_Task instructions_. Write out every entry, unchanged. Skip any picture.

— begin Input records —

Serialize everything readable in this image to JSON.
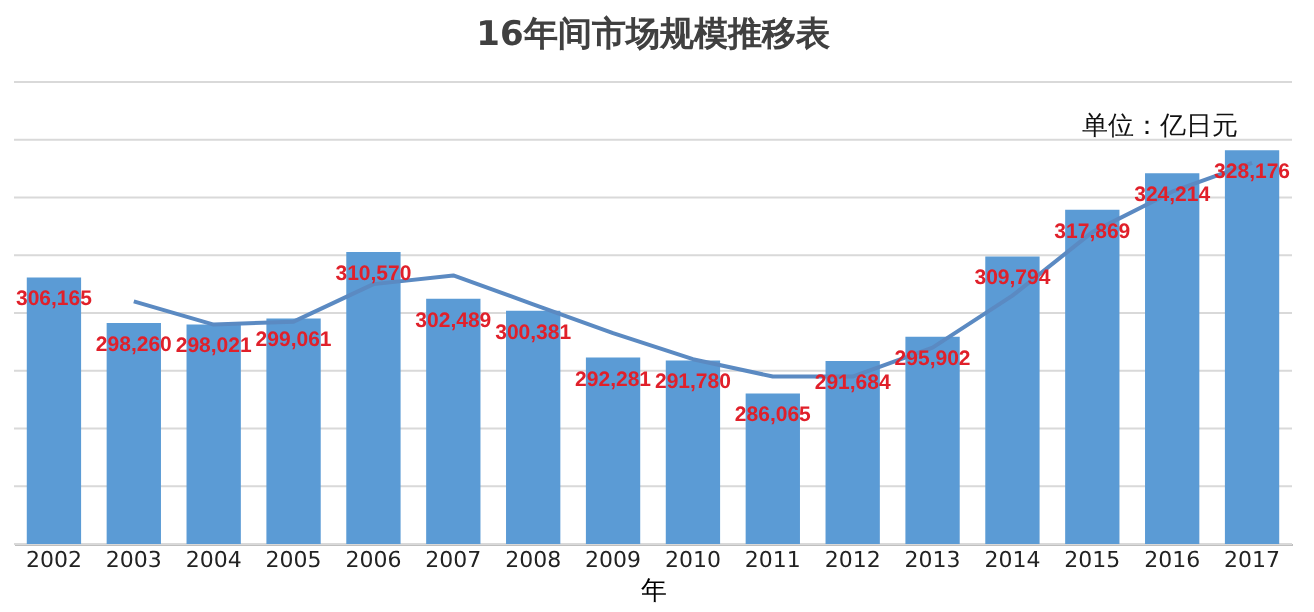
{
  "chart_data": {
    "type": "bar",
    "title": "16年间市场规模推移表",
    "xlabel": "年",
    "annotations": [
      "单位：亿日元"
    ],
    "categories": [
      "2002",
      "2003",
      "2004",
      "2005",
      "2006",
      "2007",
      "2008",
      "2009",
      "2010",
      "2011",
      "2012",
      "2013",
      "2014",
      "2015",
      "2016",
      "2017"
    ],
    "series": [
      {
        "color": "#5b9bd5",
        "values": [
          306165,
          298260,
          298021,
          299061,
          310570,
          302489,
          300381,
          292281,
          291780,
          286065,
          291684,
          295902,
          309794,
          317869,
          324214,
          328176
        ],
        "value_labels": [
          "306,165",
          "298,260",
          "298,021",
          "299,061",
          "310,570",
          "302,489",
          "300,381",
          "292,281",
          "291,780",
          "286,065",
          "291,684",
          "295,902",
          "309,794",
          "317,869",
          "324,214",
          "328,176"
        ]
      },
      {
        "type": "line",
        "color": "#5b8ac2",
        "values": [
          null,
          302000,
          298000,
          298500,
          305000,
          306500,
          301500,
          296500,
          292000,
          289000,
          289000,
          294000,
          303000,
          314000,
          321000,
          326000
        ]
      }
    ],
    "ylim": [
      260000,
      340000
    ],
    "yticks": [
      {
        "value": 260000,
        "label": null
      },
      {
        "value": 270000,
        "label": null
      },
      {
        "value": 280000,
        "label": null
      },
      {
        "value": 290000,
        "label": null
      },
      {
        "value": 300000,
        "label": null
      },
      {
        "value": 310000,
        "label": null
      },
      {
        "value": 320000,
        "label": null
      },
      {
        "value": 330000,
        "label": null
      },
      {
        "value": 340000,
        "label": null
      }
    ],
    "tick_labels": "x",
    "grid": "y"
  }
}
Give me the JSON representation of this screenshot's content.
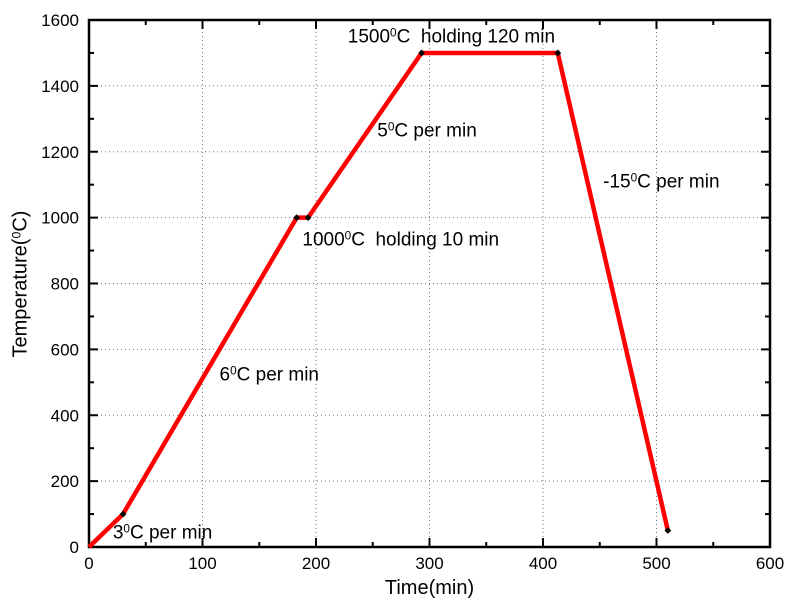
{
  "chart_data": {
    "type": "line",
    "title": "",
    "xlabel_segments": [
      {
        "t": "Time(min)"
      }
    ],
    "ylabel_segments": [
      {
        "t": "Temperature("
      },
      {
        "t": "0",
        "sup": true
      },
      {
        "t": "C)"
      }
    ],
    "xlim": [
      0,
      600
    ],
    "ylim": [
      0,
      1600
    ],
    "x_major_ticks": [
      0,
      100,
      200,
      300,
      400,
      500,
      600
    ],
    "x_minor_step": 50,
    "y_major_ticks": [
      0,
      200,
      400,
      600,
      800,
      1000,
      1200,
      1400,
      1600
    ],
    "y_minor_step": 100,
    "grid": "dotted-at-major-ticks",
    "legend": "none",
    "colors": {
      "line": "#ff0000",
      "marker": "#000000",
      "axis": "#000000",
      "grid": "#7a7a7a",
      "background": "#ffffff"
    },
    "series": [
      {
        "name": "temperature-profile",
        "points": [
          [
            0,
            0
          ],
          [
            30,
            100
          ],
          [
            183,
            1000
          ],
          [
            193,
            1000
          ],
          [
            293,
            1500
          ],
          [
            413,
            1500
          ],
          [
            510,
            50
          ]
        ],
        "marker_points": [
          [
            30,
            100
          ],
          [
            183,
            1000
          ],
          [
            193,
            1000
          ],
          [
            293,
            1500
          ],
          [
            413,
            1500
          ],
          [
            510,
            50
          ]
        ],
        "marker_shape": "diamond"
      }
    ],
    "annotations": [
      {
        "name": "ramp-3c-label",
        "segments": [
          {
            "t": "3"
          },
          {
            "t": "0",
            "sup": true
          },
          {
            "t": "C per min"
          }
        ],
        "x": 21,
        "y": 40
      },
      {
        "name": "ramp-6c-label",
        "segments": [
          {
            "t": "6"
          },
          {
            "t": "0",
            "sup": true
          },
          {
            "t": "C per min"
          }
        ],
        "x": 115,
        "y": 520
      },
      {
        "name": "hold-1000c-label",
        "segments": [
          {
            "t": "1000"
          },
          {
            "t": "0",
            "sup": true
          },
          {
            "t": "C  holding 10 min"
          }
        ],
        "x": 188,
        "y": 930
      },
      {
        "name": "ramp-5c-label",
        "segments": [
          {
            "t": "5"
          },
          {
            "t": "0",
            "sup": true
          },
          {
            "t": "C per min"
          }
        ],
        "x": 254,
        "y": 1260
      },
      {
        "name": "hold-1500c-label",
        "segments": [
          {
            "t": "1500"
          },
          {
            "t": "0",
            "sup": true
          },
          {
            "t": "C  holding 120 min"
          }
        ],
        "x": 228,
        "y": 1545
      },
      {
        "name": "ramp-15c-label",
        "segments": [
          {
            "t": "-15"
          },
          {
            "t": "0",
            "sup": true
          },
          {
            "t": "C per min"
          }
        ],
        "x": 453,
        "y": 1105
      }
    ]
  }
}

— end Input records —

_Solution to this problem_.
Serialize everything readable in this image to JSON.
{
  "chart_data": {
    "type": "bar",
    "title": "16年间市场规模推移表",
    "xlabel": "年",
    "annotations": [
      "单位：亿日元"
    ],
    "categories": [
      "2002",
      "2003",
      "2004",
      "2005",
      "2006",
      "2007",
      "2008",
      "2009",
      "2010",
      "2011",
      "2012",
      "2013",
      "2014",
      "2015",
      "2016",
      "2017"
    ],
    "series": [
      {
        "color": "#5b9bd5",
        "values": [
          306165,
          298260,
          298021,
          299061,
          310570,
          302489,
          300381,
          292281,
          291780,
          286065,
          291684,
          295902,
          309794,
          317869,
          324214,
          328176
        ],
        "value_labels": [
          "306,165",
          "298,260",
          "298,021",
          "299,061",
          "310,570",
          "302,489",
          "300,381",
          "292,281",
          "291,780",
          "286,065",
          "291,684",
          "295,902",
          "309,794",
          "317,869",
          "324,214",
          "328,176"
        ]
      },
      {
        "type": "line",
        "color": "#5b8ac2",
        "values": [
          null,
          302000,
          298000,
          298500,
          305000,
          306500,
          301500,
          296500,
          292000,
          289000,
          289000,
          294000,
          303000,
          314000,
          321000,
          326000
        ]
      }
    ],
    "ylim": [
      260000,
      340000
    ],
    "yticks": [
      {
        "value": 260000,
        "label": null
      },
      {
        "value": 270000,
        "label": null
      },
      {
        "value": 280000,
        "label": null
      },
      {
        "value": 290000,
        "label": null
      },
      {
        "value": 300000,
        "label": null
      },
      {
        "value": 310000,
        "label": null
      },
      {
        "value": 320000,
        "label": null
      },
      {
        "value": 330000,
        "label": null
      },
      {
        "value": 340000,
        "label": null
      }
    ],
    "tick_labels": "x",
    "grid": "y"
  }
}
Give me the JSON representation of this screenshot's content.
{
  "chart_data": {
    "type": "line",
    "title": "",
    "xlabel_segments": [
      {
        "t": "Time(min)"
      }
    ],
    "ylabel_segments": [
      {
        "t": "Temperature("
      },
      {
        "t": "0",
        "sup": true
      },
      {
        "t": "C)"
      }
    ],
    "xlim": [
      0,
      600
    ],
    "ylim": [
      0,
      1600
    ],
    "x_major_ticks": [
      0,
      100,
      200,
      300,
      400,
      500,
      600
    ],
    "x_minor_step": 50,
    "y_major_ticks": [
      0,
      200,
      400,
      600,
      800,
      1000,
      1200,
      1400,
      1600
    ],
    "y_minor_step": 100,
    "grid": "dotted-at-major-ticks",
    "legend": "none",
    "colors": {
      "line": "#ff0000",
      "marker": "#000000",
      "axis": "#000000",
      "grid": "#7a7a7a",
      "background": "#ffffff"
    },
    "series": [
      {
        "name": "temperature-profile",
        "points": [
          [
            0,
            0
          ],
          [
            30,
            100
          ],
          [
            183,
            1000
          ],
          [
            193,
            1000
          ],
          [
            293,
            1500
          ],
          [
            413,
            1500
          ],
          [
            510,
            50
          ]
        ],
        "marker_points": [
          [
            30,
            100
          ],
          [
            183,
            1000
          ],
          [
            193,
            1000
          ],
          [
            293,
            1500
          ],
          [
            413,
            1500
          ],
          [
            510,
            50
          ]
        ],
        "marker_shape": "diamond"
      }
    ],
    "annotations": [
      {
        "name": "ramp-3c-label",
        "segments": [
          {
            "t": "3"
          },
          {
            "t": "0",
            "sup": true
          },
          {
            "t": "C per min"
          }
        ],
        "x": 21,
        "y": 40
      },
      {
        "name": "ramp-6c-label",
        "segments": [
          {
            "t": "6"
          },
          {
            "t": "0",
            "sup": true
          },
          {
            "t": "C per min"
          }
        ],
        "x": 115,
        "y": 520
      },
      {
        "name": "hold-1000c-label",
        "segments": [
          {
            "t": "1000"
          },
          {
            "t": "0",
            "sup": true
          },
          {
            "t": "C  holding 10 min"
          }
        ],
        "x": 188,
        "y": 930
      },
      {
        "name": "ramp-5c-label",
        "segments": [
          {
            "t": "5"
          },
          {
            "t": "0",
            "sup": true
          },
          {
            "t": "C per min"
          }
        ],
        "x": 254,
        "y": 1260
      },
      {
        "name": "hold-1500c-label",
        "segments": [
          {
            "t": "1500"
          },
          {
            "t": "0",
            "sup": true
          },
          {
            "t": "C  holding 120 min"
          }
        ],
        "x": 228,
        "y": 1545
      },
      {
        "name": "ramp-15c-label",
        "segments": [
          {
            "t": "-15"
          },
          {
            "t": "0",
            "sup": true
          },
          {
            "t": "C per min"
          }
        ],
        "x": 453,
        "y": 1105
      }
    ]
  }
}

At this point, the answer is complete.